## WORK TO COMPLETE
The data below should be restated word for word, with every picture omitted.

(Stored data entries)
==============================

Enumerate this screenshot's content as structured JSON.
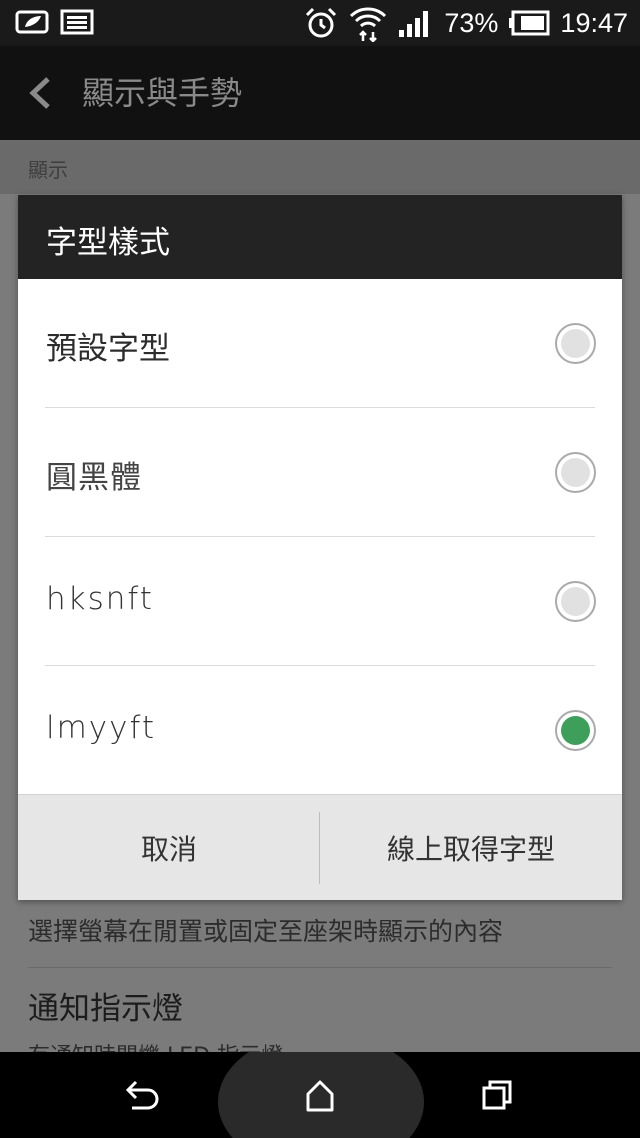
{
  "status_bar": {
    "battery_percent": "73%",
    "time": "19:47",
    "left_icons": [
      "notification-mail-icon",
      "image-icon"
    ],
    "right_icons": [
      "alarm-icon",
      "wifi-icon",
      "signal-icon",
      "battery-icon"
    ]
  },
  "action_bar": {
    "back_icon": "chevron-left-icon",
    "title": "顯示與手勢"
  },
  "background_page": {
    "section_header": "顯示",
    "item_description": "選擇螢幕在閒置或固定至座架時顯示的內容",
    "item_title": "通知指示燈",
    "item_subtitle": "有通知時閃爍 LED 指示燈"
  },
  "dialog": {
    "title": "字型樣式",
    "options": [
      {
        "label": "預設字型",
        "checked": false
      },
      {
        "label": "圓黑體",
        "checked": false
      },
      {
        "label": "hksnft",
        "checked": false
      },
      {
        "label": "lmyyft",
        "checked": true
      }
    ],
    "cancel_label": "取消",
    "online_label": "線上取得字型",
    "accent_color": "#3e9f5a"
  },
  "nav_bar": {
    "icons": [
      "back-icon",
      "home-icon",
      "recents-icon"
    ]
  }
}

==============================

## THE OUTPUT
Enumerate this screenshot's content as structured JSON.
{
  "status_bar": {
    "battery_percent": "73%",
    "time": "19:47",
    "left_icons": [
      "notification-mail-icon",
      "image-icon"
    ],
    "right_icons": [
      "alarm-icon",
      "wifi-icon",
      "signal-icon",
      "battery-icon"
    ]
  },
  "action_bar": {
    "back_icon": "chevron-left-icon",
    "title": "顯示與手勢"
  },
  "background_page": {
    "section_header": "顯示",
    "item_description": "選擇螢幕在閒置或固定至座架時顯示的內容",
    "item_title": "通知指示燈",
    "item_subtitle": "有通知時閃爍 LED 指示燈"
  },
  "dialog": {
    "title": "字型樣式",
    "options": [
      {
        "label": "預設字型",
        "checked": false
      },
      {
        "label": "圓黑體",
        "checked": false
      },
      {
        "label": "hksnft",
        "checked": false
      },
      {
        "label": "lmyyft",
        "checked": true
      }
    ],
    "cancel_label": "取消",
    "online_label": "線上取得字型",
    "accent_color": "#3e9f5a"
  },
  "nav_bar": {
    "icons": [
      "back-icon",
      "home-icon",
      "recents-icon"
    ]
  }
}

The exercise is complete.